___ RECORD EXTRACTS ___

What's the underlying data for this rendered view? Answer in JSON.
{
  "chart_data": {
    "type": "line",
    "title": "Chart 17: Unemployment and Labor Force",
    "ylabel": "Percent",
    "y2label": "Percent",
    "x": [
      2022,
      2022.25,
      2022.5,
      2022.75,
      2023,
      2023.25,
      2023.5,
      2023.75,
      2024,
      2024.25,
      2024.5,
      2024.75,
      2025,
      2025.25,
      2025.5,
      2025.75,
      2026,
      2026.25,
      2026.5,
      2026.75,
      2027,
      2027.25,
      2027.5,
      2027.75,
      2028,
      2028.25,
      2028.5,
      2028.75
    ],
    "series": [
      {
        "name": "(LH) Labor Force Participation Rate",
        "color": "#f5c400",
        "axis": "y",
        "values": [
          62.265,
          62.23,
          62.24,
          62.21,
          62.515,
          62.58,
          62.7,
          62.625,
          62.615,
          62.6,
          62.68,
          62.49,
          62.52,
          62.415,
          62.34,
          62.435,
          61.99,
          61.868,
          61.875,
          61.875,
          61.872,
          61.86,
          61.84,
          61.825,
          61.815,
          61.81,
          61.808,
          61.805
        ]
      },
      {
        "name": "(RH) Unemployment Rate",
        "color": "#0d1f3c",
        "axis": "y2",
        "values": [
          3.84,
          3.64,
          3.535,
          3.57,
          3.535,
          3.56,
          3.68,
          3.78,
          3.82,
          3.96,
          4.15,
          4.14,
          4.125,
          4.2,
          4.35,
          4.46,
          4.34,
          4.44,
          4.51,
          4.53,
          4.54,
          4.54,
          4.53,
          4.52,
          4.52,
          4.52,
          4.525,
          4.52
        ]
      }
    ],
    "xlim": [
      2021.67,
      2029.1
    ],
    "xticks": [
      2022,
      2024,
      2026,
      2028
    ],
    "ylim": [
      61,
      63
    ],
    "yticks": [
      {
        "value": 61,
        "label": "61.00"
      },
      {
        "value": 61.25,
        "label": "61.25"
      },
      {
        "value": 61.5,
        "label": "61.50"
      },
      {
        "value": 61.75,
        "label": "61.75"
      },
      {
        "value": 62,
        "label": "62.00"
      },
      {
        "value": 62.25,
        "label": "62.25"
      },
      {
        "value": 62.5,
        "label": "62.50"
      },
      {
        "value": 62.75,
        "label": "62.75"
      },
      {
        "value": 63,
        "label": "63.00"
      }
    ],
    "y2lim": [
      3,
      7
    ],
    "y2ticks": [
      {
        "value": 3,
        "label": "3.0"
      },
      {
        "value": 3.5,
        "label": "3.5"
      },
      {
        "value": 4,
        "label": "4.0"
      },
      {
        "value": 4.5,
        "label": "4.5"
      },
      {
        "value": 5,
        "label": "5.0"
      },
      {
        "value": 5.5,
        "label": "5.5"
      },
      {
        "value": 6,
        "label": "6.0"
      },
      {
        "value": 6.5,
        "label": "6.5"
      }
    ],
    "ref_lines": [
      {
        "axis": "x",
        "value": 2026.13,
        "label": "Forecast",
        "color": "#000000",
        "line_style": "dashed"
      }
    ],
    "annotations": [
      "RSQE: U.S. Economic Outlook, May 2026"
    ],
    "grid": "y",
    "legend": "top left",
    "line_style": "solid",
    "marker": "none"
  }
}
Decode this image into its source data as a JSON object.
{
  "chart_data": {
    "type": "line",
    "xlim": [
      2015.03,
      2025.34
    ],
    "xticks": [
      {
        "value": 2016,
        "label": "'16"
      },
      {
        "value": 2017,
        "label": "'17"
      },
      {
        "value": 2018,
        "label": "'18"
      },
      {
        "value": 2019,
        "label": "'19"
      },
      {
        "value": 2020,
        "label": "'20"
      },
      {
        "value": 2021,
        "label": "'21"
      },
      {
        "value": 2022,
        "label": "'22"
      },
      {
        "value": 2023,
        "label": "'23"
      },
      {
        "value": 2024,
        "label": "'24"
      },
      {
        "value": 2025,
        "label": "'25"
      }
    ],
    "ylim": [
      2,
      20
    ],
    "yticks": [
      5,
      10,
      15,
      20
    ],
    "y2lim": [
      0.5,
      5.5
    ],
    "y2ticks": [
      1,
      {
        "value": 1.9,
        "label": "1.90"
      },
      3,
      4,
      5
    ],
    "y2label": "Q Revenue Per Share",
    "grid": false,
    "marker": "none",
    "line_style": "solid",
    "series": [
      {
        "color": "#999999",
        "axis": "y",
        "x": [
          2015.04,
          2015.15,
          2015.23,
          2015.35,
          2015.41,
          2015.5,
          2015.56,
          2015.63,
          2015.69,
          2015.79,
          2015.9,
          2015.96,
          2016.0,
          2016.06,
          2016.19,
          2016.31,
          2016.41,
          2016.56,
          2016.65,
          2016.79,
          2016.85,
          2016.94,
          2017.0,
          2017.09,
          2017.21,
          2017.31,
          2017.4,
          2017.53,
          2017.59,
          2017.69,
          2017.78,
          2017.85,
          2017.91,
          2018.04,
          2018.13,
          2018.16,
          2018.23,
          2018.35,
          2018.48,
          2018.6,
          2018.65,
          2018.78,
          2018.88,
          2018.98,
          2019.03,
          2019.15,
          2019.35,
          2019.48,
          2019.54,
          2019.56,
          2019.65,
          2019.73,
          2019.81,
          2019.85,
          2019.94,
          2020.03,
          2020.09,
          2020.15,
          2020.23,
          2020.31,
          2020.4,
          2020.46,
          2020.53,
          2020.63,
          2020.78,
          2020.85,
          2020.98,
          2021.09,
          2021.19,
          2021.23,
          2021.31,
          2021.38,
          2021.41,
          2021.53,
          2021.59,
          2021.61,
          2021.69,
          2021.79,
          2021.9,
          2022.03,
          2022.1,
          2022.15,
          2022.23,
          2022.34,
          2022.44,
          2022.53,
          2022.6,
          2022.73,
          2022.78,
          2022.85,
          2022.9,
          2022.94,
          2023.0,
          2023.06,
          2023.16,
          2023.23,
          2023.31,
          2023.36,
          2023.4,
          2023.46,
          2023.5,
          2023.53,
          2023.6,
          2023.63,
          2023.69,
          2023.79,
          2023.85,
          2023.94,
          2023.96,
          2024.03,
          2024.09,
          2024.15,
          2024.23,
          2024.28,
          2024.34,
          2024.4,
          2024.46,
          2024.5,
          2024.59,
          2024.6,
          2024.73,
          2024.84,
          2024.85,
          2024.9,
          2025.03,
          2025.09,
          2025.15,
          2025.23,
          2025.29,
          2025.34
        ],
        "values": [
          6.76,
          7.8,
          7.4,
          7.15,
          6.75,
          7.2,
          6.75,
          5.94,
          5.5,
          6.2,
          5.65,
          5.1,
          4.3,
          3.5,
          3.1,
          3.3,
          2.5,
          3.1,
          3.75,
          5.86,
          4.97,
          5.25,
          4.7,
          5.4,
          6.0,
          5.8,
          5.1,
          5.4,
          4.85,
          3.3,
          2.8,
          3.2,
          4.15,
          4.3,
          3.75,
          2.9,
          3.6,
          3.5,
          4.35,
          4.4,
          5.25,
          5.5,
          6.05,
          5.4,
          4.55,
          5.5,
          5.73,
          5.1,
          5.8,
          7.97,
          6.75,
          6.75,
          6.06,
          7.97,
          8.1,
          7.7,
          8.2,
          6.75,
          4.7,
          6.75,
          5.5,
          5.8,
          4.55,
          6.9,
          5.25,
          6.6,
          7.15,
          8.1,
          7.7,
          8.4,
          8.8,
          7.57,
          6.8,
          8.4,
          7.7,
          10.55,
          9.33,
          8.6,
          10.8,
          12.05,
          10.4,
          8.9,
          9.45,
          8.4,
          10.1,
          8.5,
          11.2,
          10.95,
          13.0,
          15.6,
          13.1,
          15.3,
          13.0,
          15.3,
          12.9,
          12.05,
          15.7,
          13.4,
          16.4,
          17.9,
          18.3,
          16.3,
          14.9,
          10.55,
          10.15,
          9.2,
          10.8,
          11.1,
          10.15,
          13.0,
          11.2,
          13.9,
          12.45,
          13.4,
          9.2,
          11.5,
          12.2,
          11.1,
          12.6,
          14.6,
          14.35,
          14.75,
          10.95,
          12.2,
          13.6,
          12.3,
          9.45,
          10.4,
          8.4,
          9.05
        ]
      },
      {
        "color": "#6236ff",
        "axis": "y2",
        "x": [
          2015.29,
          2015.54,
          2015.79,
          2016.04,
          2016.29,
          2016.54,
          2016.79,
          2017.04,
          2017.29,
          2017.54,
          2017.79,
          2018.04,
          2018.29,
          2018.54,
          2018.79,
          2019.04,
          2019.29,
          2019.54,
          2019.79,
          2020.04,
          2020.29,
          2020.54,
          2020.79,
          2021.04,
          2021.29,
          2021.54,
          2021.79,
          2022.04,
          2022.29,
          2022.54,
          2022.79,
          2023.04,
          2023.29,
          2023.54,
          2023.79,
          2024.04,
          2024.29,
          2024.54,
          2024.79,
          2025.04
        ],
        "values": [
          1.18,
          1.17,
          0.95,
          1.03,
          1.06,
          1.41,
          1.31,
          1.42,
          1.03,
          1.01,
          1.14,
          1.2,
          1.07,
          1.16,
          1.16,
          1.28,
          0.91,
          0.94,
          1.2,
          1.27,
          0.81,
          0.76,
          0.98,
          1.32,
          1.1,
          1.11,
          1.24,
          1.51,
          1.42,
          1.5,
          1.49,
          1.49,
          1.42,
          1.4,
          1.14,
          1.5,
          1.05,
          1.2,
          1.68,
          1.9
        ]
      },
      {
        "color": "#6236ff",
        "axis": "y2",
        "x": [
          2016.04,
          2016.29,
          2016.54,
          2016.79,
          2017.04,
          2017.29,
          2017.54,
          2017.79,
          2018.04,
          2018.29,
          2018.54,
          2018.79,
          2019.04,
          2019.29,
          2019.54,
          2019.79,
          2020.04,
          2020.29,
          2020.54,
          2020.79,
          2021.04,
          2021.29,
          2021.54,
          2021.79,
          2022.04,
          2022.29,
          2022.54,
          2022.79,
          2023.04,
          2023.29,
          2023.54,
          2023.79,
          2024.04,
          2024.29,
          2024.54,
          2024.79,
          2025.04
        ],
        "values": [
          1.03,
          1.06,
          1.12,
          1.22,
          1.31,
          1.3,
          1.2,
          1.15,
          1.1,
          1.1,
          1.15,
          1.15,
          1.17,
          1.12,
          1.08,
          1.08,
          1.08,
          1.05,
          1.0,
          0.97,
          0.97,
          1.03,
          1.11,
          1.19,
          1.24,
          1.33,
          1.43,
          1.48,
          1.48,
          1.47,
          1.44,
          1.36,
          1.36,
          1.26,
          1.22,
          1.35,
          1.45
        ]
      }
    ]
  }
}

___

## WHAT YOU NEED TO DO
Take each line containing the string "Force" and copy it out.

## REPLY
    "title": "Chart 17: Unemployment and Labor Force",
        "name": "(LH) Labor Force Participation Rate",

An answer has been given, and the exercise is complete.